TASK STATEMENT → Using the data below, repeat all of it precisely.

Records that describe figures:
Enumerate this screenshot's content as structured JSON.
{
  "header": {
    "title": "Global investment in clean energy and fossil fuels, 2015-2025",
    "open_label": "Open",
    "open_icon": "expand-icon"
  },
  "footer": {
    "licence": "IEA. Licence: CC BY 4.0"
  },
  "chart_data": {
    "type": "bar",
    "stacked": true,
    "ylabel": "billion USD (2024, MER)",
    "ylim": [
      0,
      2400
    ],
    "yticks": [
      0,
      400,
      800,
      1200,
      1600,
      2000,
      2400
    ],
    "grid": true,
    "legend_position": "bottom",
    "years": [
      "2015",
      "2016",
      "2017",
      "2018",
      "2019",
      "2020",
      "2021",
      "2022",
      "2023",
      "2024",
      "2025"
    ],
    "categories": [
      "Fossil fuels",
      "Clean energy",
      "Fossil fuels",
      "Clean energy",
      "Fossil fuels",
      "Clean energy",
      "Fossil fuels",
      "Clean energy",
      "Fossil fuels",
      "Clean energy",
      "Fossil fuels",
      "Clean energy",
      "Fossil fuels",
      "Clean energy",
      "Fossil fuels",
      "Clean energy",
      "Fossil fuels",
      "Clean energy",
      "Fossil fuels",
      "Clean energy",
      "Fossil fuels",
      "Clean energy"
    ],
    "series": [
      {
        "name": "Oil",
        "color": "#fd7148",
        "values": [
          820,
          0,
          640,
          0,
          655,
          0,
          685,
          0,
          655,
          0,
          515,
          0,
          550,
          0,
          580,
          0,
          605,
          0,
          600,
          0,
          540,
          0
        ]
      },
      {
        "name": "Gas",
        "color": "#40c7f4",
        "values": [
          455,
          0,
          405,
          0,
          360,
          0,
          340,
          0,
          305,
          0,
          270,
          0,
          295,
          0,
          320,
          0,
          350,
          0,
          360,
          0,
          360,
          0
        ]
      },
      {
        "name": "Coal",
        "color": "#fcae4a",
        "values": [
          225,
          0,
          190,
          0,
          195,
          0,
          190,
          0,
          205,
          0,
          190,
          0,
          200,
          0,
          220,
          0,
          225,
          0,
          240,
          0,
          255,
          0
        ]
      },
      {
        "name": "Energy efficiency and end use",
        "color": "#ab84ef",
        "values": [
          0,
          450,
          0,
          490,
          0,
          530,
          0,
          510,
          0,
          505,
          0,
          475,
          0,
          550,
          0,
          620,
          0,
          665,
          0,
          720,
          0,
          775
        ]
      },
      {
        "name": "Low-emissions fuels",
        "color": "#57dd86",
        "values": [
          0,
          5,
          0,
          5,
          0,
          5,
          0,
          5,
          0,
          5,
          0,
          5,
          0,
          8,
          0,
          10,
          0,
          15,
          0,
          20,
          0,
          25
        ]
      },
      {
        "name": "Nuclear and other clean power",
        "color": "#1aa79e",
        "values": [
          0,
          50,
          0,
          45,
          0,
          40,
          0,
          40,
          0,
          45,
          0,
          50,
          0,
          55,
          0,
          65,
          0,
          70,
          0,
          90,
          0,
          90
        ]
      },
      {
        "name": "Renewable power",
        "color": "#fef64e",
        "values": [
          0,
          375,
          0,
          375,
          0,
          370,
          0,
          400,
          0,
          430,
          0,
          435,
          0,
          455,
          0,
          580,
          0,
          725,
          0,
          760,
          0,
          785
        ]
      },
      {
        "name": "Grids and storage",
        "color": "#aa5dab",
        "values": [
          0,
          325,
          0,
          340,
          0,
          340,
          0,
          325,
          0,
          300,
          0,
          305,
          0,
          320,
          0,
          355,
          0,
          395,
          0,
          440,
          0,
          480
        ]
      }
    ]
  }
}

SOLUTION FOR THIS TASK →
Enumerate this screenshot's content as structured JSON.
{
  "header": {
    "title": "Global investment in clean energy and fossil fuels, 2015-2025",
    "open_label": "Open",
    "open_icon": "expand-icon"
  },
  "footer": {
    "licence": "IEA. Licence: CC BY 4.0"
  },
  "chart_data": {
    "type": "bar",
    "stacked": true,
    "ylabel": "billion USD (2024, MER)",
    "ylim": [
      0,
      2400
    ],
    "yticks": [
      0,
      400,
      800,
      1200,
      1600,
      2000,
      2400
    ],
    "grid": true,
    "legend_position": "bottom",
    "years": [
      "2015",
      "2016",
      "2017",
      "2018",
      "2019",
      "2020",
      "2021",
      "2022",
      "2023",
      "2024",
      "2025"
    ],
    "categories": [
      "Fossil fuels",
      "Clean energy",
      "Fossil fuels",
      "Clean energy",
      "Fossil fuels",
      "Clean energy",
      "Fossil fuels",
      "Clean energy",
      "Fossil fuels",
      "Clean energy",
      "Fossil fuels",
      "Clean energy",
      "Fossil fuels",
      "Clean energy",
      "Fossil fuels",
      "Clean energy",
      "Fossil fuels",
      "Clean energy",
      "Fossil fuels",
      "Clean energy",
      "Fossil fuels",
      "Clean energy"
    ],
    "series": [
      {
        "name": "Oil",
        "color": "#fd7148",
        "values": [
          820,
          0,
          640,
          0,
          655,
          0,
          685,
          0,
          655,
          0,
          515,
          0,
          550,
          0,
          580,
          0,
          605,
          0,
          600,
          0,
          540,
          0
        ]
      },
      {
        "name": "Gas",
        "color": "#40c7f4",
        "values": [
          455,
          0,
          405,
          0,
          360,
          0,
          340,
          0,
          305,
          0,
          270,
          0,
          295,
          0,
          320,
          0,
          350,
          0,
          360,
          0,
          360,
          0
        ]
      },
      {
        "name": "Coal",
        "color": "#fcae4a",
        "values": [
          225,
          0,
          190,
          0,
          195,
          0,
          190,
          0,
          205,
          0,
          190,
          0,
          200,
          0,
          220,
          0,
          225,
          0,
          240,
          0,
          255,
          0
        ]
      },
      {
        "name": "Energy efficiency and end use",
        "color": "#ab84ef",
        "values": [
          0,
          450,
          0,
          490,
          0,
          530,
          0,
          510,
          0,
          505,
          0,
          475,
          0,
          550,
          0,
          620,
          0,
          665,
          0,
          720,
          0,
          775
        ]
      },
      {
        "name": "Low-emissions fuels",
        "color": "#57dd86",
        "values": [
          0,
          5,
          0,
          5,
          0,
          5,
          0,
          5,
          0,
          5,
          0,
          5,
          0,
          8,
          0,
          10,
          0,
          15,
          0,
          20,
          0,
          25
        ]
      },
      {
        "name": "Nuclear and other clean power",
        "color": "#1aa79e",
        "values": [
          0,
          50,
          0,
          45,
          0,
          40,
          0,
          40,
          0,
          45,
          0,
          50,
          0,
          55,
          0,
          65,
          0,
          70,
          0,
          90,
          0,
          90
        ]
      },
      {
        "name": "Renewable power",
        "color": "#fef64e",
        "values": [
          0,
          375,
          0,
          375,
          0,
          370,
          0,
          400,
          0,
          430,
          0,
          435,
          0,
          455,
          0,
          580,
          0,
          725,
          0,
          760,
          0,
          785
        ]
      },
      {
        "name": "Grids and storage",
        "color": "#aa5dab",
        "values": [
          0,
          325,
          0,
          340,
          0,
          340,
          0,
          325,
          0,
          300,
          0,
          305,
          0,
          320,
          0,
          355,
          0,
          395,
          0,
          440,
          0,
          480
        ]
      }
    ]
  }
}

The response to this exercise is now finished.